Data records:
+ + + + + + +

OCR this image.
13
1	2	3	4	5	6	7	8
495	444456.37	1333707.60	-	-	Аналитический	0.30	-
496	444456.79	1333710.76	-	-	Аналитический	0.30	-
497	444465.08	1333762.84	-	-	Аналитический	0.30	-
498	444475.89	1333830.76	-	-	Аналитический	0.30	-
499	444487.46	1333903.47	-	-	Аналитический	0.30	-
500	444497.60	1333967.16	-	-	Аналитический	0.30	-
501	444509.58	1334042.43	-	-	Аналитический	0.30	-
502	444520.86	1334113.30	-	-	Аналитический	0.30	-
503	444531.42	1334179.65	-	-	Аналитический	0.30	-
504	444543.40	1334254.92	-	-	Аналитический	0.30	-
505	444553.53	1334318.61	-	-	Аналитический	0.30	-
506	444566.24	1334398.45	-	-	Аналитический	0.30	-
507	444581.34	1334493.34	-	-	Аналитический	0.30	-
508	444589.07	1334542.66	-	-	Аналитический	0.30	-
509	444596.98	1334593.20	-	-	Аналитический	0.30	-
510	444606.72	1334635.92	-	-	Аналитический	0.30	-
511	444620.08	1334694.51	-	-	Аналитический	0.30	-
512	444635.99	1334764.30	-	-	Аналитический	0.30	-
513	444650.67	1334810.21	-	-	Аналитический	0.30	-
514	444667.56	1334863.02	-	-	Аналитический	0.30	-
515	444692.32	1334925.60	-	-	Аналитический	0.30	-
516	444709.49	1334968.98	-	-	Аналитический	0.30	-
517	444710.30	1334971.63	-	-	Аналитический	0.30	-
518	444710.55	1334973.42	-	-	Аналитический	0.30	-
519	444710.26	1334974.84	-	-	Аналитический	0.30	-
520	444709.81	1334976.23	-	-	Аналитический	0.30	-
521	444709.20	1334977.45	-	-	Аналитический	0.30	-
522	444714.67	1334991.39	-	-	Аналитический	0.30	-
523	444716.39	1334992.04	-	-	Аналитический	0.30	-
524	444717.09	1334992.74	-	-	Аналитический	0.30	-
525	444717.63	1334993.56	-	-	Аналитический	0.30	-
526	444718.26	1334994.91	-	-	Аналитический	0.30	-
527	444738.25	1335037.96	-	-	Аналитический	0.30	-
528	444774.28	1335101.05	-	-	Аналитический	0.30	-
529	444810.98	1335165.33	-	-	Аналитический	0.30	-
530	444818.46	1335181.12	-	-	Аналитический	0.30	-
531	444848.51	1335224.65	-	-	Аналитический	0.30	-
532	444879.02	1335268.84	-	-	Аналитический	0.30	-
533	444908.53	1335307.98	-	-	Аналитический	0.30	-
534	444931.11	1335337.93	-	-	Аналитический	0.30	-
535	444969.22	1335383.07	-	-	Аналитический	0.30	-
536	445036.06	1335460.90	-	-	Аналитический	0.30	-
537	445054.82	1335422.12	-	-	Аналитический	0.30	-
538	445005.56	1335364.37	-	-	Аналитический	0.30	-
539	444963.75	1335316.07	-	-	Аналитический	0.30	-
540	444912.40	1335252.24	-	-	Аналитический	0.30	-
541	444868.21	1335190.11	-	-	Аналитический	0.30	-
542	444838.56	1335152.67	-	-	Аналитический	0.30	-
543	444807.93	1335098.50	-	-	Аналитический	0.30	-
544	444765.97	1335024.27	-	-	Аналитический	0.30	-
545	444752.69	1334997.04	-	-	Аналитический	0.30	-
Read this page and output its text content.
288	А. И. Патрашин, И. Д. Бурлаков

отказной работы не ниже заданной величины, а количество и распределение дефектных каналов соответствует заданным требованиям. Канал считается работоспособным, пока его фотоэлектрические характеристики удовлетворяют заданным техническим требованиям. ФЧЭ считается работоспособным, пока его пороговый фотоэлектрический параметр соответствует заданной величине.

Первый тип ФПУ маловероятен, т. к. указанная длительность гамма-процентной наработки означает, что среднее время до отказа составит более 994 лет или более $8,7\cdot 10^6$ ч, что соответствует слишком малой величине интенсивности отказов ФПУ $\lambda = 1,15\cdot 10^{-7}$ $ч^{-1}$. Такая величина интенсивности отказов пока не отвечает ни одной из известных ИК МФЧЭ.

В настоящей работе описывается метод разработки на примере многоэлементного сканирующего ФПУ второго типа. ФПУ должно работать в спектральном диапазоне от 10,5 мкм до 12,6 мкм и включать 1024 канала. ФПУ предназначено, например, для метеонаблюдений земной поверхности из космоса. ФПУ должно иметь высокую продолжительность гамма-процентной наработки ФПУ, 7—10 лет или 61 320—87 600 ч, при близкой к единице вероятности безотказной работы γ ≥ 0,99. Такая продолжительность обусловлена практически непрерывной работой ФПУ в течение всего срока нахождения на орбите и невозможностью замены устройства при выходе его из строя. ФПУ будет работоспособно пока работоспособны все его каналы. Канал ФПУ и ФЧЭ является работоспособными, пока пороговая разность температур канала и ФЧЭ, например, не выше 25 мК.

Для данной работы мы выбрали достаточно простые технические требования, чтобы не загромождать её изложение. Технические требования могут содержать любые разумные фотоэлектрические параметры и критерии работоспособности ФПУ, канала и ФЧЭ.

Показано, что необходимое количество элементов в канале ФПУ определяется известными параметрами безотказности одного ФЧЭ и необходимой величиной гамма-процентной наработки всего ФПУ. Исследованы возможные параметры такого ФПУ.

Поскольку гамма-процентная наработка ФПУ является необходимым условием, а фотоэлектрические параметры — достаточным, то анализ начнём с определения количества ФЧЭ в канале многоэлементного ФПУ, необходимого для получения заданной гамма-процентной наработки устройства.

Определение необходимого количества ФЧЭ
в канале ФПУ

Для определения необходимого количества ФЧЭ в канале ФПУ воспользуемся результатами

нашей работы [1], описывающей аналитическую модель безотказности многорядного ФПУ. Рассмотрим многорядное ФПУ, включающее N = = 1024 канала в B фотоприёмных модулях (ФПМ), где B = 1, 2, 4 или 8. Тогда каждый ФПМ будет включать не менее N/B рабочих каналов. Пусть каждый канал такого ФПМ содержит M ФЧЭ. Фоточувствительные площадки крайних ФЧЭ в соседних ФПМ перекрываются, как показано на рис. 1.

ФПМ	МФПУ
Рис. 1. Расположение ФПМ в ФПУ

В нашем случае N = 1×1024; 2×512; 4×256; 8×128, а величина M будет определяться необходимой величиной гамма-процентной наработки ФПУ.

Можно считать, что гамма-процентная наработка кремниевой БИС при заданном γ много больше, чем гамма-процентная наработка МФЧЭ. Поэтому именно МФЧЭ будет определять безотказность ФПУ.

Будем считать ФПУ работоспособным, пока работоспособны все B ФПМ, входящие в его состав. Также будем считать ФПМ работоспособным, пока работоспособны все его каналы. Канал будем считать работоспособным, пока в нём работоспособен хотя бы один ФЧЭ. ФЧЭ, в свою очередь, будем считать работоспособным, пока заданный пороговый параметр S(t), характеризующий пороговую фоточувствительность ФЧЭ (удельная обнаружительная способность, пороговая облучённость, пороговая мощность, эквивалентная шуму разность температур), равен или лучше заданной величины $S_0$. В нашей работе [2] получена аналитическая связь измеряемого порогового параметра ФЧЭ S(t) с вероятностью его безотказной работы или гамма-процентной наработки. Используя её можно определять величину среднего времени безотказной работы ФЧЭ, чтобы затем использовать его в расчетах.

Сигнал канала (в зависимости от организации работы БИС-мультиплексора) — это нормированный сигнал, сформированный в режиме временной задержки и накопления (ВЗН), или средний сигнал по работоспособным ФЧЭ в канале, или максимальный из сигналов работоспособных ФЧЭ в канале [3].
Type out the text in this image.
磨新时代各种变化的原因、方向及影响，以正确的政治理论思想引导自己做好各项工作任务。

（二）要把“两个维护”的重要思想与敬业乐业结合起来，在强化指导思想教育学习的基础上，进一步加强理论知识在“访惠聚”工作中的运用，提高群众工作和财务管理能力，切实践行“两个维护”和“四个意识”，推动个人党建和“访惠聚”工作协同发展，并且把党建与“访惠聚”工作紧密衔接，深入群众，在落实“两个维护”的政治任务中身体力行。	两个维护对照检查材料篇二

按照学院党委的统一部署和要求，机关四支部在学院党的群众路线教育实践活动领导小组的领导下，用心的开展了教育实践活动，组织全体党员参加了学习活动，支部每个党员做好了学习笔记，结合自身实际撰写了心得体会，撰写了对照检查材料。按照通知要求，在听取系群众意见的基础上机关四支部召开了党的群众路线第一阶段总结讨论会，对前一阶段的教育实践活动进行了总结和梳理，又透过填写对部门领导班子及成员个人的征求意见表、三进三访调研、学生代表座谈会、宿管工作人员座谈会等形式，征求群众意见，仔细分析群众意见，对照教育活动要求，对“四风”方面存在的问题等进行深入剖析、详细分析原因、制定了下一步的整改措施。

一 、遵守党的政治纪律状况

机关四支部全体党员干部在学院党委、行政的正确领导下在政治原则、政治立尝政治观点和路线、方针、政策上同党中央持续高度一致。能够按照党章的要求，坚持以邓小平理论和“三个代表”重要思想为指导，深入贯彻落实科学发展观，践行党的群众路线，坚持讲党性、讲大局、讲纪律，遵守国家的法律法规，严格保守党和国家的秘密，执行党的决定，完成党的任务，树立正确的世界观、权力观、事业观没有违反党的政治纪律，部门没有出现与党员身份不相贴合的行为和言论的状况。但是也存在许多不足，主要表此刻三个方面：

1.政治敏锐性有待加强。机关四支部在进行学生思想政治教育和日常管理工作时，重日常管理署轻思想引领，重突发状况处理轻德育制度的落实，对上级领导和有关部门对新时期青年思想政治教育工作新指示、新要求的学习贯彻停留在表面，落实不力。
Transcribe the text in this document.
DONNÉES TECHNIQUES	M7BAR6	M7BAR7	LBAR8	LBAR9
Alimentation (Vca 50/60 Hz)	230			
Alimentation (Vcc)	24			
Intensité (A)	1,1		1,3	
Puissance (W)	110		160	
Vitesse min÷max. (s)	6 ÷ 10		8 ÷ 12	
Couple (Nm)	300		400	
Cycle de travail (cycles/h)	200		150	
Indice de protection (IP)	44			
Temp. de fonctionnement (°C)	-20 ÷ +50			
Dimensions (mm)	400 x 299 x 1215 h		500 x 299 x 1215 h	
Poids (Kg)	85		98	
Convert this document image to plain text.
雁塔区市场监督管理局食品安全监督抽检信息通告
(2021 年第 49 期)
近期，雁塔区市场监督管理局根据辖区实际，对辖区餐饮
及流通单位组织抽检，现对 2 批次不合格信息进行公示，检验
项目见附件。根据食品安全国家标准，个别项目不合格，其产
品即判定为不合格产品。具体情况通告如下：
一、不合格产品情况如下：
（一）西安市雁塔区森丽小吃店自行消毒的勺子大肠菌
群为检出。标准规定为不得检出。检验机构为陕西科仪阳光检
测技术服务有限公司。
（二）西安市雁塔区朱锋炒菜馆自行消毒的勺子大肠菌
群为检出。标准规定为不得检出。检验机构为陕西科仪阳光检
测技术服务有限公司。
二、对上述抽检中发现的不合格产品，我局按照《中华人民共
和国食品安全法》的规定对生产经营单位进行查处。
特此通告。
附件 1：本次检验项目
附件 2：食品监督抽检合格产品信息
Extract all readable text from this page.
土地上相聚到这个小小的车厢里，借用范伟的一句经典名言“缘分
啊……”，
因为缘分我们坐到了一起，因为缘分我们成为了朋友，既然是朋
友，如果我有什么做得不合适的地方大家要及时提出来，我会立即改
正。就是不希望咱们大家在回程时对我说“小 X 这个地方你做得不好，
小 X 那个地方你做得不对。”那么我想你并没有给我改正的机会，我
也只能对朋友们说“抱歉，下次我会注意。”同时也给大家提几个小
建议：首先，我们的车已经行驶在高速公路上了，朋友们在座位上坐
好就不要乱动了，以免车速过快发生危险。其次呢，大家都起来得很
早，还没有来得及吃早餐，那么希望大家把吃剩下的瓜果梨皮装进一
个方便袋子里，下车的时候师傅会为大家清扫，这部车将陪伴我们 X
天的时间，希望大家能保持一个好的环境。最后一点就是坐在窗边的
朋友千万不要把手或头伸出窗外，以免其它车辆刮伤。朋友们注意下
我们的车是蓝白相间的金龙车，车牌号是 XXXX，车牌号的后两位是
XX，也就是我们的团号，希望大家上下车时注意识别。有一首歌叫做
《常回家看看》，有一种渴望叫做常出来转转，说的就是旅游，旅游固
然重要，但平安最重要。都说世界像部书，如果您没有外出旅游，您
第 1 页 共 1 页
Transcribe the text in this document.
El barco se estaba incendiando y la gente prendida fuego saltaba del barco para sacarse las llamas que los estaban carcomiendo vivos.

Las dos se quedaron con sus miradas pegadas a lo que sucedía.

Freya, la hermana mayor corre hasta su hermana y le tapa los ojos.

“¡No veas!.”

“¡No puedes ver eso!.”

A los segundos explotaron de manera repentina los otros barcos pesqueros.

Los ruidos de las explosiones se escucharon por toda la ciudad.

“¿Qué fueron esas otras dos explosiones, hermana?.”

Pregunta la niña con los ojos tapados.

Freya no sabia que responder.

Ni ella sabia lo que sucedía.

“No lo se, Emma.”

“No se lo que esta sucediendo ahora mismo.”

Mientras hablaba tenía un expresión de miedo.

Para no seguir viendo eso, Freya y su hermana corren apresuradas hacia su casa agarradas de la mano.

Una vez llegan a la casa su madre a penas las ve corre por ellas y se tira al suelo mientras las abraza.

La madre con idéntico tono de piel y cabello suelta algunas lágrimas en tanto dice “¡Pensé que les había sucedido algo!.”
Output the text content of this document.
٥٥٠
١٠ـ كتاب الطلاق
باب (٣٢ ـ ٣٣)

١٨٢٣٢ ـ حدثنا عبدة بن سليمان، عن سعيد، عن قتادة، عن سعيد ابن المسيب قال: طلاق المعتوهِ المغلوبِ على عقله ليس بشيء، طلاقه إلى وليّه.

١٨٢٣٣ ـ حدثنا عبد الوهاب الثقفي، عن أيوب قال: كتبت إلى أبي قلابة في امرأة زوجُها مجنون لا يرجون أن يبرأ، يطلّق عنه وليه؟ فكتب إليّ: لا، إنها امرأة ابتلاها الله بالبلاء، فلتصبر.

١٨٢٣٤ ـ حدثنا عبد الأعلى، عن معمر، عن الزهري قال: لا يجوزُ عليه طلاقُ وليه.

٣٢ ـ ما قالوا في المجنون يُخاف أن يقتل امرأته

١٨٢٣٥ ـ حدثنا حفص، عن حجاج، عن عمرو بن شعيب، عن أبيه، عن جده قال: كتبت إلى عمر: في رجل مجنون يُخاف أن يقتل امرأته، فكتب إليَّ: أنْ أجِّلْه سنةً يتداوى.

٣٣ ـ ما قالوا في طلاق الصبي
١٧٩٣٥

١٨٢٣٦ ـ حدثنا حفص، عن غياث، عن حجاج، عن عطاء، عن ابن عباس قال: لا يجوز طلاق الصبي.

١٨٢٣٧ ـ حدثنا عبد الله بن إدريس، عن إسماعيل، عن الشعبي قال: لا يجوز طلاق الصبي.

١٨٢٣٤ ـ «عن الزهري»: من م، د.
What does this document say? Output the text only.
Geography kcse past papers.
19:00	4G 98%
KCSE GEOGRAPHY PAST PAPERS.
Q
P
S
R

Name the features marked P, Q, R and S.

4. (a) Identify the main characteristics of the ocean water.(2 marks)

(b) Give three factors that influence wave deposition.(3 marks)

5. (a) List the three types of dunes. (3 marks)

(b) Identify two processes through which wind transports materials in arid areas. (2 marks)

+ + + + + + +

_TASK REQUIREMENTS_. Find how many lines in the listing contain the word "explosiones" and give that count alone.

_TASK SOLUTION_. 2